* _To do_
Repeat all of the data precisely.

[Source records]

□ □ □ □

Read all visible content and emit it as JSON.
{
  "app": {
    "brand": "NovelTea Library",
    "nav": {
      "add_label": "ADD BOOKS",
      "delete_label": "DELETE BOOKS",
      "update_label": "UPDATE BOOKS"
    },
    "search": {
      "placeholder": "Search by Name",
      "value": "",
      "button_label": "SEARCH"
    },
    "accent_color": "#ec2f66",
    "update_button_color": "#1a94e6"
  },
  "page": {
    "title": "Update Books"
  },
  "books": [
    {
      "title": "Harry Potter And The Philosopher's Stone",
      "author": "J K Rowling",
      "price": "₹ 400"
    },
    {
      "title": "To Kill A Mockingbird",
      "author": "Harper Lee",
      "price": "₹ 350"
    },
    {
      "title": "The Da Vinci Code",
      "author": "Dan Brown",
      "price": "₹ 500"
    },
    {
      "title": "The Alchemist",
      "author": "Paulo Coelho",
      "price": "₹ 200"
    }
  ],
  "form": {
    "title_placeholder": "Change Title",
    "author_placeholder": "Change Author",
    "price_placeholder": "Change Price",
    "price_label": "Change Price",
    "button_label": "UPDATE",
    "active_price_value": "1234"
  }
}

□ □ □ □

* _Task output_
Read all visible content and emit it as JSON.
{
  "app": {
    "brand": "NovelTea Library",
    "nav": {
      "add_label": "ADD BOOKS",
      "delete_label": "DELETE BOOKS",
      "update_label": "UPDATE BOOKS"
    },
    "search": {
      "placeholder": "Search by Name",
      "value": "",
      "button_label": "SEARCH"
    },
    "accent_color": "#ec2f66",
    "update_button_color": "#1a94e6"
  },
  "page": {
    "title": "Update Books"
  },
  "books": [
    {
      "title": "Harry Potter And The Philosopher's Stone",
      "author": "J K Rowling",
      "price": "₹ 400"
    },
    {
      "title": "To Kill A Mockingbird",
      "author": "Harper Lee",
      "price": "₹ 350"
    },
    {
      "title": "The Da Vinci Code",
      "author": "Dan Brown",
      "price": "₹ 500"
    },
    {
      "title": "The Alchemist",
      "author": "Paulo Coelho",
      "price": "₹ 200"
    }
  ],
  "form": {
    "title_placeholder": "Change Title",
    "author_placeholder": "Change Author",
    "price_placeholder": "Change Price",
    "price_label": "Change Price",
    "button_label": "UPDATE",
    "active_price_value": "1234"
  }
}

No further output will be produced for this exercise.